------ Dataset rows
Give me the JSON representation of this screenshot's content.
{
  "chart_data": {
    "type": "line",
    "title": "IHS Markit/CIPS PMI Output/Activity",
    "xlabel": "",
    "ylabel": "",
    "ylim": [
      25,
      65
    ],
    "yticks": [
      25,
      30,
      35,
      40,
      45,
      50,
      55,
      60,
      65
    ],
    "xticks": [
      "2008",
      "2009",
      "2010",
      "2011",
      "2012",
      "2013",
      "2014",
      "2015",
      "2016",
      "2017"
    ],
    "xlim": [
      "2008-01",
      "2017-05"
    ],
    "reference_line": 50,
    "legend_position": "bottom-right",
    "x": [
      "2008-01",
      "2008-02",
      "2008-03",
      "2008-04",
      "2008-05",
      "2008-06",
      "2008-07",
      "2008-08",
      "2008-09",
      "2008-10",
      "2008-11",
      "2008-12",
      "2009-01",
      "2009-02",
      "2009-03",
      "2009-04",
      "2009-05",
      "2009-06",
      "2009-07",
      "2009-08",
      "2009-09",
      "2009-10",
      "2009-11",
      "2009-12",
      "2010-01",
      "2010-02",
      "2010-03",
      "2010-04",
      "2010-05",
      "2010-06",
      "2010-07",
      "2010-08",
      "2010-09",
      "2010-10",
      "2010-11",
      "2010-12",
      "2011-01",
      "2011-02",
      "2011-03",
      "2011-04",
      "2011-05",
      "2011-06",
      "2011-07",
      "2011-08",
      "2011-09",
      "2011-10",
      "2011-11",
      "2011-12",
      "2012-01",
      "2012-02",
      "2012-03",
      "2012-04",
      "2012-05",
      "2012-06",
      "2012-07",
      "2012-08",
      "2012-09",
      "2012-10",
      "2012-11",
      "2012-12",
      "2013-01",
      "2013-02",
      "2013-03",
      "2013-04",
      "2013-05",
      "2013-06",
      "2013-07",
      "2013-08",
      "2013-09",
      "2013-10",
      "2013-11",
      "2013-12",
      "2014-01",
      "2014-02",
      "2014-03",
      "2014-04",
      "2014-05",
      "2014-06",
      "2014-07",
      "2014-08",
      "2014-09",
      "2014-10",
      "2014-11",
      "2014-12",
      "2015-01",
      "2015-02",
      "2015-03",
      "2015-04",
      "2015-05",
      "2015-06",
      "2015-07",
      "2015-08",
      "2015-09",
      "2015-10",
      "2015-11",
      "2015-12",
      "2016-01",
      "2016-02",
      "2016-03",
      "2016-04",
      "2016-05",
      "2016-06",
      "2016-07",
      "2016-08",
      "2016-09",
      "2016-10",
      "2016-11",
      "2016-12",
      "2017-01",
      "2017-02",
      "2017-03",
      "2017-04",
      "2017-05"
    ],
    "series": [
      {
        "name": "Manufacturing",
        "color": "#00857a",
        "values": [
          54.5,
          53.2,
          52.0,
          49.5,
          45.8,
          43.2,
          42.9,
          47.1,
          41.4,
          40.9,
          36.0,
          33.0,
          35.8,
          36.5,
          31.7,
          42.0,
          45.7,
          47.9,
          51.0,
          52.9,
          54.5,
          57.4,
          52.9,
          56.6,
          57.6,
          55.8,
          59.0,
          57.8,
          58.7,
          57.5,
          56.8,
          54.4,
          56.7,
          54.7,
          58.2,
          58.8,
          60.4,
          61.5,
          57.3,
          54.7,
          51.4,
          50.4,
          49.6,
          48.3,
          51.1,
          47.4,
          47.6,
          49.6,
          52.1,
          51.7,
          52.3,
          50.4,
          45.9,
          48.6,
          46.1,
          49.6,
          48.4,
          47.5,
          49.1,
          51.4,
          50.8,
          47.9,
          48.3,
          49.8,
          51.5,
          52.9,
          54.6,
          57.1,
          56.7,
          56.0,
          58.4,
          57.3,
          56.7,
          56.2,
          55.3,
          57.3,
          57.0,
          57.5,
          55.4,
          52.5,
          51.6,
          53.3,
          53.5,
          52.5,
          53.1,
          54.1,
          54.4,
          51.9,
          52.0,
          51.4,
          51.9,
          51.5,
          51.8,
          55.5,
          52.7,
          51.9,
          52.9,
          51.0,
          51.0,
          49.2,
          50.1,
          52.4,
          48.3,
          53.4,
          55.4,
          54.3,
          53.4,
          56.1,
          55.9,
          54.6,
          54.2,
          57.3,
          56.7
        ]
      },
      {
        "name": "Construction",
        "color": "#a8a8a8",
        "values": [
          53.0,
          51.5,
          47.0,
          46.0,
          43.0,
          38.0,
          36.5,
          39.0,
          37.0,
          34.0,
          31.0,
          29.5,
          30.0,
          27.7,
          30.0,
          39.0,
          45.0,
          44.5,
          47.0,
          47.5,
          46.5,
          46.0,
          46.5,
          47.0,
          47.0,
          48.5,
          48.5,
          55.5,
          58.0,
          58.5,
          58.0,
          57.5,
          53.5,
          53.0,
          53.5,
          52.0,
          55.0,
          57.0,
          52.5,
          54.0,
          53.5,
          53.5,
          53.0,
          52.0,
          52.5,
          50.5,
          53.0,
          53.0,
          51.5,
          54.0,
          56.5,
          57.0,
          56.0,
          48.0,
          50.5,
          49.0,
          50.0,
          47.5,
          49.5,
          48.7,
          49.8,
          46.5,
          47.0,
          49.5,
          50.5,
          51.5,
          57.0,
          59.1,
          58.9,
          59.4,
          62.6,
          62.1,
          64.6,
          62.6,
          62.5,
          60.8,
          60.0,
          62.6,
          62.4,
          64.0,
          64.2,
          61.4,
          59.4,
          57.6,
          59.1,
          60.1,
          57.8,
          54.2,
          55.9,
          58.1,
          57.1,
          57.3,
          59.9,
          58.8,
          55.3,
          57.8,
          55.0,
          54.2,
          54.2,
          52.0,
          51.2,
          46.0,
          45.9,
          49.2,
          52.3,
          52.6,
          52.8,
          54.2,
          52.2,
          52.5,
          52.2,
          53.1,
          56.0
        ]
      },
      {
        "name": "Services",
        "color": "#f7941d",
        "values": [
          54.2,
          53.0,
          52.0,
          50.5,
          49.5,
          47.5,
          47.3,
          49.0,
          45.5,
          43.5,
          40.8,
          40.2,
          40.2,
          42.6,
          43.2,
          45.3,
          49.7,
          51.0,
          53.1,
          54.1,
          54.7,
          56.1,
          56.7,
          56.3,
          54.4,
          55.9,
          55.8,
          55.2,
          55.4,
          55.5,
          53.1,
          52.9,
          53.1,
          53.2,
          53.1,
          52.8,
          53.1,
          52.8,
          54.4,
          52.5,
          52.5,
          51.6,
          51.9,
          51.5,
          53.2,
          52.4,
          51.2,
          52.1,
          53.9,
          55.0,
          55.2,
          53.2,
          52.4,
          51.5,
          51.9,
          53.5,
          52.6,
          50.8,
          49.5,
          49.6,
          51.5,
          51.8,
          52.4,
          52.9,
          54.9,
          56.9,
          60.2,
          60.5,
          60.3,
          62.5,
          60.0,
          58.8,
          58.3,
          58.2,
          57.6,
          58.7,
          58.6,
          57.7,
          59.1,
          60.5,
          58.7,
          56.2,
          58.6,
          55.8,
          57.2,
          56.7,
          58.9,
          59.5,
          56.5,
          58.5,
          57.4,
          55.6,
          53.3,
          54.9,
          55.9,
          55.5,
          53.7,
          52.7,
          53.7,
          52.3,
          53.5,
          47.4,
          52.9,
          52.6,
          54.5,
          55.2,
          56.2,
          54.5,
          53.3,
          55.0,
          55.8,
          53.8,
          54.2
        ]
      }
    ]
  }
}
------------
# [Task prompt]
Output all records verbatim.

# [Solution to this task]
Give me the JSON representation of this screenshot's content.
{
  "chart_data": {
    "type": "line",
    "title": "IHS Markit/CIPS PMI Output/Activity",
    "xlabel": "",
    "ylabel": "",
    "ylim": [
      25,
      65
    ],
    "yticks": [
      25,
      30,
      35,
      40,
      45,
      50,
      55,
      60,
      65
    ],
    "xticks": [
      "2008",
      "2009",
      "2010",
      "2011",
      "2012",
      "2013",
      "2014",
      "2015",
      "2016",
      "2017"
    ],
    "xlim": [
      "2008-01",
      "2017-05"
    ],
    "reference_line": 50,
    "legend_position": "bottom-right",
    "x": [
      "2008-01",
      "2008-02",
      "2008-03",
      "2008-04",
      "2008-05",
      "2008-06",
      "2008-07",
      "2008-08",
      "2008-09",
      "2008-10",
      "2008-11",
      "2008-12",
      "2009-01",
      "2009-02",
      "2009-03",
      "2009-04",
      "2009-05",
      "2009-06",
      "2009-07",
      "2009-08",
      "2009-09",
      "2009-10",
      "2009-11",
      "2009-12",
      "2010-01",
      "2010-02",
      "2010-03",
      "2010-04",
      "2010-05",
      "2010-06",
      "2010-07",
      "2010-08",
      "2010-09",
      "2010-10",
      "2010-11",
      "2010-12",
      "2011-01",
      "2011-02",
      "2011-03",
      "2011-04",
      "2011-05",
      "2011-06",
      "2011-07",
      "2011-08",
      "2011-09",
      "2011-10",
      "2011-11",
      "2011-12",
      "2012-01",
      "2012-02",
      "2012-03",
      "2012-04",
      "2012-05",
      "2012-06",
      "2012-07",
      "2012-08",
      "2012-09",
      "2012-10",
      "2012-11",
      "2012-12",
      "2013-01",
      "2013-02",
      "2013-03",
      "2013-04",
      "2013-05",
      "2013-06",
      "2013-07",
      "2013-08",
      "2013-09",
      "2013-10",
      "2013-11",
      "2013-12",
      "2014-01",
      "2014-02",
      "2014-03",
      "2014-04",
      "2014-05",
      "2014-06",
      "2014-07",
      "2014-08",
      "2014-09",
      "2014-10",
      "2014-11",
      "2014-12",
      "2015-01",
      "2015-02",
      "2015-03",
      "2015-04",
      "2015-05",
      "2015-06",
      "2015-07",
      "2015-08",
      "2015-09",
      "2015-10",
      "2015-11",
      "2015-12",
      "2016-01",
      "2016-02",
      "2016-03",
      "2016-04",
      "2016-05",
      "2016-06",
      "2016-07",
      "2016-08",
      "2016-09",
      "2016-10",
      "2016-11",
      "2016-12",
      "2017-01",
      "2017-02",
      "2017-03",
      "2017-04",
      "2017-05"
    ],
    "series": [
      {
        "name": "Manufacturing",
        "color": "#00857a",
        "values": [
          54.5,
          53.2,
          52.0,
          49.5,
          45.8,
          43.2,
          42.9,
          47.1,
          41.4,
          40.9,
          36.0,
          33.0,
          35.8,
          36.5,
          31.7,
          42.0,
          45.7,
          47.9,
          51.0,
          52.9,
          54.5,
          57.4,
          52.9,
          56.6,
          57.6,
          55.8,
          59.0,
          57.8,
          58.7,
          57.5,
          56.8,
          54.4,
          56.7,
          54.7,
          58.2,
          58.8,
          60.4,
          61.5,
          57.3,
          54.7,
          51.4,
          50.4,
          49.6,
          48.3,
          51.1,
          47.4,
          47.6,
          49.6,
          52.1,
          51.7,
          52.3,
          50.4,
          45.9,
          48.6,
          46.1,
          49.6,
          48.4,
          47.5,
          49.1,
          51.4,
          50.8,
          47.9,
          48.3,
          49.8,
          51.5,
          52.9,
          54.6,
          57.1,
          56.7,
          56.0,
          58.4,
          57.3,
          56.7,
          56.2,
          55.3,
          57.3,
          57.0,
          57.5,
          55.4,
          52.5,
          51.6,
          53.3,
          53.5,
          52.5,
          53.1,
          54.1,
          54.4,
          51.9,
          52.0,
          51.4,
          51.9,
          51.5,
          51.8,
          55.5,
          52.7,
          51.9,
          52.9,
          51.0,
          51.0,
          49.2,
          50.1,
          52.4,
          48.3,
          53.4,
          55.4,
          54.3,
          53.4,
          56.1,
          55.9,
          54.6,
          54.2,
          57.3,
          56.7
        ]
      },
      {
        "name": "Construction",
        "color": "#a8a8a8",
        "values": [
          53.0,
          51.5,
          47.0,
          46.0,
          43.0,
          38.0,
          36.5,
          39.0,
          37.0,
          34.0,
          31.0,
          29.5,
          30.0,
          27.7,
          30.0,
          39.0,
          45.0,
          44.5,
          47.0,
          47.5,
          46.5,
          46.0,
          46.5,
          47.0,
          47.0,
          48.5,
          48.5,
          55.5,
          58.0,
          58.5,
          58.0,
          57.5,
          53.5,
          53.0,
          53.5,
          52.0,
          55.0,
          57.0,
          52.5,
          54.0,
          53.5,
          53.5,
          53.0,
          52.0,
          52.5,
          50.5,
          53.0,
          53.0,
          51.5,
          54.0,
          56.5,
          57.0,
          56.0,
          48.0,
          50.5,
          49.0,
          50.0,
          47.5,
          49.5,
          48.7,
          49.8,
          46.5,
          47.0,
          49.5,
          50.5,
          51.5,
          57.0,
          59.1,
          58.9,
          59.4,
          62.6,
          62.1,
          64.6,
          62.6,
          62.5,
          60.8,
          60.0,
          62.6,
          62.4,
          64.0,
          64.2,
          61.4,
          59.4,
          57.6,
          59.1,
          60.1,
          57.8,
          54.2,
          55.9,
          58.1,
          57.1,
          57.3,
          59.9,
          58.8,
          55.3,
          57.8,
          55.0,
          54.2,
          54.2,
          52.0,
          51.2,
          46.0,
          45.9,
          49.2,
          52.3,
          52.6,
          52.8,
          54.2,
          52.2,
          52.5,
          52.2,
          53.1,
          56.0
        ]
      },
      {
        "name": "Services",
        "color": "#f7941d",
        "values": [
          54.2,
          53.0,
          52.0,
          50.5,
          49.5,
          47.5,
          47.3,
          49.0,
          45.5,
          43.5,
          40.8,
          40.2,
          40.2,
          42.6,
          43.2,
          45.3,
          49.7,
          51.0,
          53.1,
          54.1,
          54.7,
          56.1,
          56.7,
          56.3,
          54.4,
          55.9,
          55.8,
          55.2,
          55.4,
          55.5,
          53.1,
          52.9,
          53.1,
          53.2,
          53.1,
          52.8,
          53.1,
          52.8,
          54.4,
          52.5,
          52.5,
          51.6,
          51.9,
          51.5,
          53.2,
          52.4,
          51.2,
          52.1,
          53.9,
          55.0,
          55.2,
          53.2,
          52.4,
          51.5,
          51.9,
          53.5,
          52.6,
          50.8,
          49.5,
          49.6,
          51.5,
          51.8,
          52.4,
          52.9,
          54.9,
          56.9,
          60.2,
          60.5,
          60.3,
          62.5,
          60.0,
          58.8,
          58.3,
          58.2,
          57.6,
          58.7,
          58.6,
          57.7,
          59.1,
          60.5,
          58.7,
          56.2,
          58.6,
          55.8,
          57.2,
          56.7,
          58.9,
          59.5,
          56.5,
          58.5,
          57.4,
          55.6,
          53.3,
          54.9,
          55.9,
          55.5,
          53.7,
          52.7,
          53.7,
          52.3,
          53.5,
          47.4,
          52.9,
          52.6,
          54.5,
          55.2,
          56.2,
          54.5,
          53.3,
          55.0,
          55.8,
          53.8,
          54.2
        ]
      }
    ]
  }
}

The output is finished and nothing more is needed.